Consigne 1: D'après la revue de presse sur la privatisation d'ADP, à quelle fréquence les tarifs seront-ils négociés selon Bruno Le Maire ?
Consigne 2: Citez, dans la revue de presse sur la privatisation d'ADP, le passage qui commence par les mots contenant "Privatisations : trous d’air" et s'achève sur "sérieux pataquès politique.".
Consigne 3: Prolongez la revue de presse sur la privatisation d'ADP à partir de sa dernière phrase.

Texte à examiner:
......

Privatisations : trous d’air pour ADP

Revue de presse par Michel Pourcelot

© Fred MARVAUX/REA

Les projets gouvernementaux de privatisations, concernant au premier chef ADP (Aéroports de Paris), sont actuellement en discussion devant les élus, non sans débats répercutés dans la presse. Aperçus.

Libération
De Pacte à pataquès, il n’y a qu’un pas : Pas de chance pour le gouvernement. Le choix de l’acronyme Pacte (plan d’action pour la croissance et la transformation des entreprises) était censé faire consensus autour de ce projet de loi, qui arrive ce mercredi en deuxième lecture au Palais-Bourbon. Mais sa principale disposition - la privatisation d’Aéroports de Paris (ADP) - a déclenché un sérieux pataquès politique.

Le Monde
Jour après jour, les critiques enflent contre le passage dans le privé de cette société qui gère vingt-six aéroports dans le monde. Un choix stupide, un sacrilège, un abandon de souveraineté, une faute stratégique

La République des Pyrénées
Pour désamorcer les critiques, Bruno Le Maire a assuré qu’à propos des inquiétudes légitimes sur les tarifs, nous avons tiré les leçons des erreurs des autoroutes, les tarifs seront négociés tous les cinq ans. Précisant encore qu’il ne s’agissait pas de privatiser pour l’éternité. Nous donnons une concession pour 70 ans. Nous ne remettons pas en cause les activités stratégiques : le contrôle des frontières, des passagers, restera dans les mains de l’État. Reste une question : Bercy, la forteresse de l’économie française, est-elle bonne en calcul ? Sur un compte rémunéré, le fruit de la vente rapportera 3 % par an. Comme une vulgaire assurance-vie, alors qu’ADP assure aujourd’hui à l’État en dividendes une rentabilité proche de 10%. Trois fois plus ! Vraiment une bonne affaire ? Après le Livret A, le Livret ADP ?

......

Listing fourni:

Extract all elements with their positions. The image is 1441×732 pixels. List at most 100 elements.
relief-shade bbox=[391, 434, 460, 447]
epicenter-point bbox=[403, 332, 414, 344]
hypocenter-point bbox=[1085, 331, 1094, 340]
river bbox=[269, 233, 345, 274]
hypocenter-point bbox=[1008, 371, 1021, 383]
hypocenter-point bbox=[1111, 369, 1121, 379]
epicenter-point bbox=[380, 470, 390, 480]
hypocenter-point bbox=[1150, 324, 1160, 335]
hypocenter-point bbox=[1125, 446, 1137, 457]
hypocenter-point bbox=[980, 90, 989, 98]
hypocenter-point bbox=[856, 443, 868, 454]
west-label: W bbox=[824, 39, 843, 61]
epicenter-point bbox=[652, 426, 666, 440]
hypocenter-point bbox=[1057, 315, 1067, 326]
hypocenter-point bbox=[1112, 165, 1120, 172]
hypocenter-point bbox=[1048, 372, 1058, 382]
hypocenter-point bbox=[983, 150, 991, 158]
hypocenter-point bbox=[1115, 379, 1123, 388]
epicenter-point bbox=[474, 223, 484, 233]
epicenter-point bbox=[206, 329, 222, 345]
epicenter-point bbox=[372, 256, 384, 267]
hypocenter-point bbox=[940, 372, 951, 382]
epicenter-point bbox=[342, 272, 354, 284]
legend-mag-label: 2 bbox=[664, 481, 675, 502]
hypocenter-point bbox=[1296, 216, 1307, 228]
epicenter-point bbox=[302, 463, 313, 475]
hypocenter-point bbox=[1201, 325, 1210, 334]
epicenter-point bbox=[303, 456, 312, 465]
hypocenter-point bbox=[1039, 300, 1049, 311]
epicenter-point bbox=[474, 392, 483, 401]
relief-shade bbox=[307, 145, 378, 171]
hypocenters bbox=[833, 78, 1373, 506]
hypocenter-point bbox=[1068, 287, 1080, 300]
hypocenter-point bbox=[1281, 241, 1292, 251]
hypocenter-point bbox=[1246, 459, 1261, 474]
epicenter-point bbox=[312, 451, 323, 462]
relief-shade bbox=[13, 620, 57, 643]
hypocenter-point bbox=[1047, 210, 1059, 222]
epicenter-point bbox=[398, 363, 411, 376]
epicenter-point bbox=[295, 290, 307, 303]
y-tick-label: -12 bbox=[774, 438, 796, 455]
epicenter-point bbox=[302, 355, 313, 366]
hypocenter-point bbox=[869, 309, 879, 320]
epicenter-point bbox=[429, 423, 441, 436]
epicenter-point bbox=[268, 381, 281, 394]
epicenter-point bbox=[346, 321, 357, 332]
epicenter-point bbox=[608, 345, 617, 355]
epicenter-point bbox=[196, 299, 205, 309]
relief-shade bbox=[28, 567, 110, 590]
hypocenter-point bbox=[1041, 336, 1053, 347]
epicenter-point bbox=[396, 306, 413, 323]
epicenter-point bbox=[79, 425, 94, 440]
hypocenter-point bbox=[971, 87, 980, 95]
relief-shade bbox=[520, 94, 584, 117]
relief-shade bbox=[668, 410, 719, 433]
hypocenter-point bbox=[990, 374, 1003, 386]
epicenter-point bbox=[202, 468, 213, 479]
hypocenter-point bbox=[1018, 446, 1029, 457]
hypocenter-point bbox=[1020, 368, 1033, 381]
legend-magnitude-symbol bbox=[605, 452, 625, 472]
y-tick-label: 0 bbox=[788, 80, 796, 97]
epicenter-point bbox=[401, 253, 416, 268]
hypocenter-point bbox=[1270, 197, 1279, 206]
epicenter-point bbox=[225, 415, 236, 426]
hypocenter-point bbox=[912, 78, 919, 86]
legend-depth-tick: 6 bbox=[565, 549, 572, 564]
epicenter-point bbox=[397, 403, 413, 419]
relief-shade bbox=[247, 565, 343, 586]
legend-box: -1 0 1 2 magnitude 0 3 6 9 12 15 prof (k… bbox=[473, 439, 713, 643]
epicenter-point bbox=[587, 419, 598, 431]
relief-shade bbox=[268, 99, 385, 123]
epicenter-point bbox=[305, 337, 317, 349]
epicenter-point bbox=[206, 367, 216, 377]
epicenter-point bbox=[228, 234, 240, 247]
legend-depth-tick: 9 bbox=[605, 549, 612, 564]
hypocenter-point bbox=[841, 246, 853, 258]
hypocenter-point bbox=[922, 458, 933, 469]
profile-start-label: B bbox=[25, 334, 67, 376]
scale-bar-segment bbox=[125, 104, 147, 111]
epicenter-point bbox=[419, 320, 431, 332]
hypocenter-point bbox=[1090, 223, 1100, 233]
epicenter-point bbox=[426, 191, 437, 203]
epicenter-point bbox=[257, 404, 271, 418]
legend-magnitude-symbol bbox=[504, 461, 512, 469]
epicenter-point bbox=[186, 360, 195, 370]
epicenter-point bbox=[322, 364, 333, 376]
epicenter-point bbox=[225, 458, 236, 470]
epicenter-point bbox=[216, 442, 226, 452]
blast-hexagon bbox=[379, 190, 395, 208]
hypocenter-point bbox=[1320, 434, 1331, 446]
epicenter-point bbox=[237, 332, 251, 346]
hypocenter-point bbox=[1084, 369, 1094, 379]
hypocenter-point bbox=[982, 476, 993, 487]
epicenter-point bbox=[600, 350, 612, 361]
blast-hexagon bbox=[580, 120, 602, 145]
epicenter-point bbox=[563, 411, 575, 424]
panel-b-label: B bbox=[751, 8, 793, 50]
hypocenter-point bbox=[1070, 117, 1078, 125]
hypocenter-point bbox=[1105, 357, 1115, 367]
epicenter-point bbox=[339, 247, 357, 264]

......

Votre réponse 1: Tous les cinq ans.

Votre réponse 2:
Privatisations : trous d’air pour ADP

Revue de presse par Michel Pourcelot

© Fred MARVAUX/REA

Les projets gouvernementaux de privatisations, concernant au premier chef ADP (Aéroports de Paris), sont actuellement en discussion devant les élus, non sans débats répercutés dans la presse. Aperçus.

Libération
De Pacte à pataquès, il n’y a qu’un pas : Pas de chance pour le gouvernement. Le choix de l’acronyme Pacte (plan d’action pour la croissance et la transformation des entreprises) était censé faire consensus autour de ce projet de loi, qui arrive ce mercredi en deuxième lecture au Palais-Bourbon. Mais sa principale disposition - la privatisation d’Aéroports de Paris (ADP) - a déclenché un sérieux pataquès politique.

Votre réponse 3:
Capital
S’accrochant à sa piste droite mais ardue, le ministre concerné persiste à se délester du tarmac : Je ne reviendrai pas sur la privatisation d’ADP. C’est ce qu’a affirmé avec force Bruno Le Maire, dans l’émission Territoires d’infos, sur Public Sénat. Début février, les sénateurs avaient rejeté à une large majorité des dispositions du projet de loi Pacte ouvrant la voie à une privatisation du groupe aéroportuaire. Les modalités de cette privatisation et son calendrier restent toujours incertains. Dans l’attente de vents plus favorables…

Marianne
Car ça souffle fort du côté de Toulouse : Le rapporteur public de la cour administrative de Paris a recommandé l’annulation de la privatisation partielle de l’aéroport de Toulouse-Blagnac. Mauvais timing, alors que le gouvernement cherche à privatiser Aéroports de Paris. Allo Paris, nous avons un problème.